DESCRIPTION OF THE TASK: Below are the records; pull every line that includes "color".

Figure record listings:
>> START

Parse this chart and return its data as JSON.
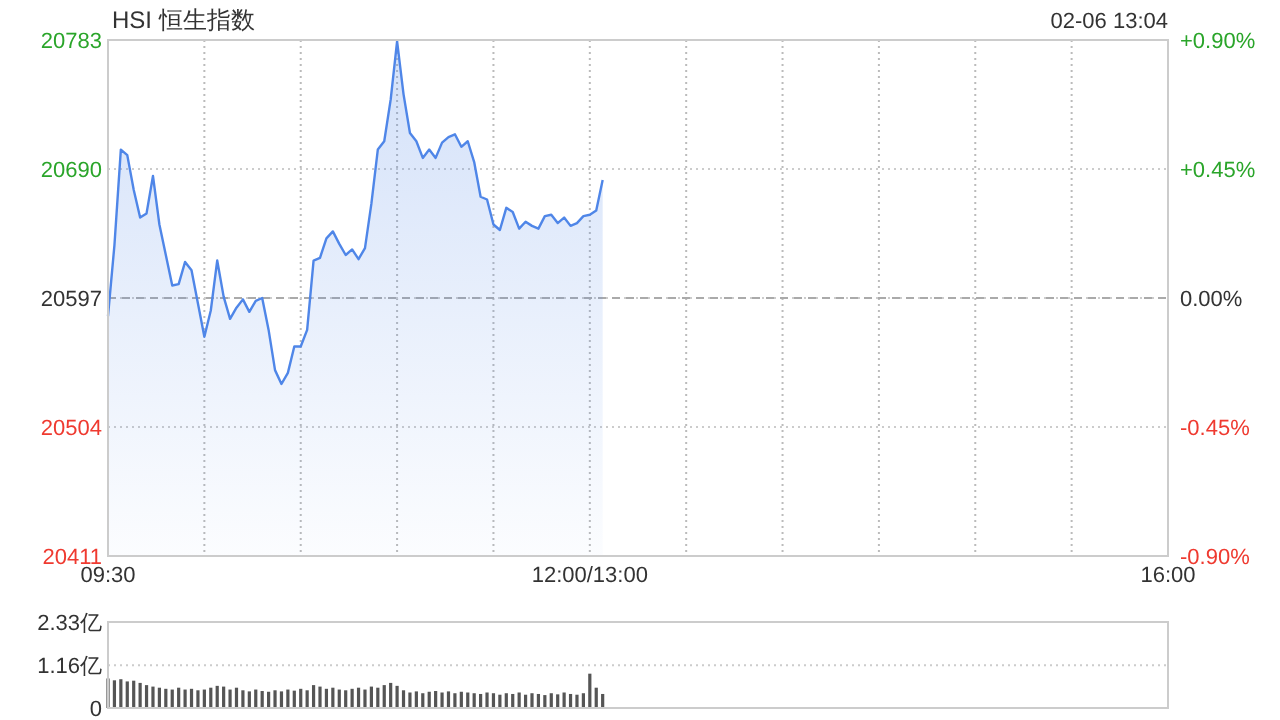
{
  "chart_data": [
    {
      "type": "area",
      "title": "HSI 恒生指数",
      "annotations": [
        "02-06 13:04"
      ],
      "categories": [
        "09:30",
        null,
        null,
        null,
        null,
        null,
        null,
        null,
        null,
        null,
        null,
        null,
        null,
        null,
        null,
        null,
        null,
        null,
        null,
        null,
        null,
        null,
        null,
        null,
        null,
        null,
        null,
        null,
        null,
        null,
        null,
        null,
        null,
        null,
        null,
        null,
        null,
        null,
        null,
        null,
        null,
        null,
        null,
        null,
        null,
        null,
        null,
        null,
        null,
        null,
        null,
        null,
        null,
        null,
        null,
        null,
        null,
        null,
        null,
        null,
        null,
        null,
        null,
        null,
        null,
        null,
        null,
        null,
        null,
        null,
        null,
        null,
        null,
        null,
        null,
        "12:00/13:00",
        null,
        null,
        null,
        null,
        null,
        null,
        null,
        null,
        null,
        null,
        null,
        null,
        null,
        null,
        null,
        null,
        null,
        null,
        null,
        null,
        null,
        null,
        null,
        null,
        null,
        null,
        null,
        null,
        null,
        null,
        null,
        null,
        null,
        null,
        null,
        null,
        null,
        null,
        null,
        null,
        null,
        null,
        null,
        null,
        null,
        null,
        null,
        null,
        null,
        null,
        null,
        null,
        null,
        null,
        null,
        null,
        null,
        null,
        null,
        null,
        null,
        null,
        null,
        null,
        null,
        null,
        null,
        null,
        null,
        null,
        null,
        null,
        null,
        null,
        null,
        null,
        null,
        null,
        null,
        null,
        null,
        null,
        null,
        null,
        null,
        null,
        null,
        null,
        null,
        "16:00"
      ],
      "ylim": [
        20411,
        20783
      ],
      "yticks": [
        20411,
        20504,
        20597,
        20690,
        20783
      ],
      "y2lim": [
        -0.9,
        0.9
      ],
      "y2ticks": [
        {
          "value": -0.9,
          "label": "-0.90%"
        },
        {
          "value": -0.45,
          "label": "-0.45%"
        },
        {
          "value": 0,
          "label": "0.00%"
        },
        {
          "value": 0.45,
          "label": "+0.45%"
        },
        {
          "value": 0.9,
          "label": "+0.90%"
        }
      ],
      "ref_lines": [
        {
          "axis": "y2",
          "value": 0,
          "line_style": "dashed",
          "color": "#aaaaaa"
        }
      ],
      "grid": true,
      "series": [
        {
          "color": "#4f86e8",
          "values": [
            20584,
            20635,
            20704,
            20700,
            20675,
            20655,
            20658,
            20685,
            20650,
            20628,
            20606,
            20607,
            20623,
            20617,
            20593,
            20569,
            20588,
            20624,
            20598,
            20582,
            20590,
            20596,
            20587,
            20595,
            20597,
            20574,
            20545,
            20535,
            20543,
            20562,
            20562,
            20574,
            20624,
            20626,
            20640,
            20645,
            20636,
            20628,
            20632,
            20625,
            20633,
            20665,
            20704,
            20710,
            20740,
            20782,
            20744,
            20716,
            20710,
            20698,
            20704,
            20698,
            20709,
            20713,
            20715,
            20706,
            20710,
            20695,
            20670,
            20668,
            20650,
            20646,
            20662,
            20659,
            20647,
            20652,
            20649,
            20647,
            20656,
            20657,
            20651,
            20655,
            20649,
            20651,
            20656,
            20657,
            20660,
            20682,
            null,
            null,
            null,
            null,
            null,
            null,
            null,
            null,
            null,
            null,
            null,
            null,
            null,
            null,
            null,
            null,
            null,
            null,
            null,
            null,
            null,
            null,
            null,
            null,
            null,
            null,
            null,
            null,
            null,
            null,
            null,
            null,
            null,
            null,
            null,
            null,
            null,
            null,
            null,
            null,
            null,
            null,
            null,
            null,
            null,
            null,
            null,
            null,
            null,
            null,
            null,
            null,
            null,
            null,
            null,
            null,
            null,
            null,
            null,
            null,
            null,
            null,
            null,
            null,
            null,
            null,
            null,
            null,
            null,
            null,
            null,
            null,
            null,
            null,
            null,
            null,
            null,
            null,
            null,
            null,
            null,
            null,
            null,
            null,
            null,
            null,
            null,
            null
          ]
        }
      ]
    },
    {
      "type": "bar",
      "ylim": [
        0,
        2.33
      ],
      "categories": [
        null,
        null,
        null,
        null,
        null,
        null,
        null,
        null,
        null,
        null,
        null,
        null,
        null,
        null,
        null,
        null,
        null,
        null,
        null,
        null,
        null,
        null,
        null,
        null,
        null,
        null,
        null,
        null,
        null,
        null,
        null,
        null,
        null,
        null,
        null,
        null,
        null,
        null,
        null,
        null,
        null,
        null,
        null,
        null,
        null,
        null,
        null,
        null,
        null,
        null,
        null,
        null,
        null,
        null,
        null,
        null,
        null,
        null,
        null,
        null,
        null,
        null,
        null,
        null,
        null,
        null,
        null,
        null,
        null,
        null,
        null,
        null,
        null,
        null,
        null,
        null,
        null,
        null,
        null,
        null,
        null,
        null,
        null,
        null,
        null,
        null,
        null,
        null,
        null,
        null,
        null,
        null,
        null,
        null,
        null,
        null,
        null,
        null,
        null,
        null,
        null,
        null,
        null,
        null,
        null,
        null,
        null,
        null,
        null,
        null,
        null,
        null,
        null,
        null,
        null,
        null,
        null,
        null,
        null,
        null,
        null,
        null,
        null,
        null,
        null,
        null,
        null,
        null,
        null,
        null,
        null,
        null,
        null,
        null,
        null,
        null,
        null,
        null,
        null,
        null,
        null,
        null,
        null,
        null,
        null,
        null,
        null,
        null,
        null,
        null,
        null,
        null,
        null,
        null,
        null,
        null,
        null,
        null,
        null,
        null,
        null,
        null,
        null,
        null,
        null,
        null
      ],
      "yticks": [
        0,
        {
          "value": 1.16,
          "label": "1.16亿"
        },
        {
          "value": 2.33,
          "label": "2.33亿"
        }
      ],
      "grid": "y",
      "tick_labels": "y",
      "series": [
        {
          "color": "#555555",
          "values": [
            0.8,
            0.75,
            0.78,
            0.72,
            0.74,
            0.68,
            0.62,
            0.58,
            0.55,
            0.52,
            0.5,
            0.55,
            0.5,
            0.52,
            0.48,
            0.5,
            0.55,
            0.6,
            0.58,
            0.5,
            0.55,
            0.48,
            0.45,
            0.5,
            0.46,
            0.44,
            0.48,
            0.45,
            0.5,
            0.47,
            0.52,
            0.48,
            0.62,
            0.58,
            0.52,
            0.55,
            0.5,
            0.48,
            0.52,
            0.55,
            0.5,
            0.58,
            0.55,
            0.62,
            0.68,
            0.6,
            0.48,
            0.42,
            0.45,
            0.4,
            0.44,
            0.46,
            0.42,
            0.45,
            0.4,
            0.44,
            0.42,
            0.4,
            0.38,
            0.42,
            0.4,
            0.36,
            0.4,
            0.38,
            0.42,
            0.36,
            0.4,
            0.38,
            0.35,
            0.4,
            0.37,
            0.42,
            0.38,
            0.36,
            0.4,
            0.93,
            0.55,
            0.38,
            null,
            null,
            null,
            null,
            null,
            null,
            null,
            null,
            null,
            null,
            null,
            null,
            null,
            null,
            null,
            null,
            null,
            null,
            null,
            null,
            null,
            null,
            null,
            null,
            null,
            null,
            null,
            null,
            null,
            null,
            null,
            null,
            null,
            null,
            null,
            null,
            null,
            null,
            null,
            null,
            null,
            null,
            null,
            null,
            null,
            null,
            null,
            null,
            null,
            null,
            null,
            null,
            null,
            null,
            null,
            null,
            null,
            null,
            null,
            null,
            null,
            null,
            null,
            null,
            null,
            null,
            null,
            null,
            null,
            null,
            null,
            null,
            null,
            null,
            null,
            null,
            null,
            null,
            null,
            null,
            null,
            null,
            null,
            null,
            null,
            null,
            null,
            null
          ]
        }
      ]
    }
  ]
}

>> END

RIGHT ANSWER:
          "color": "#aaaaaa"
          "color": "#4f86e8",
          "color": "#555555",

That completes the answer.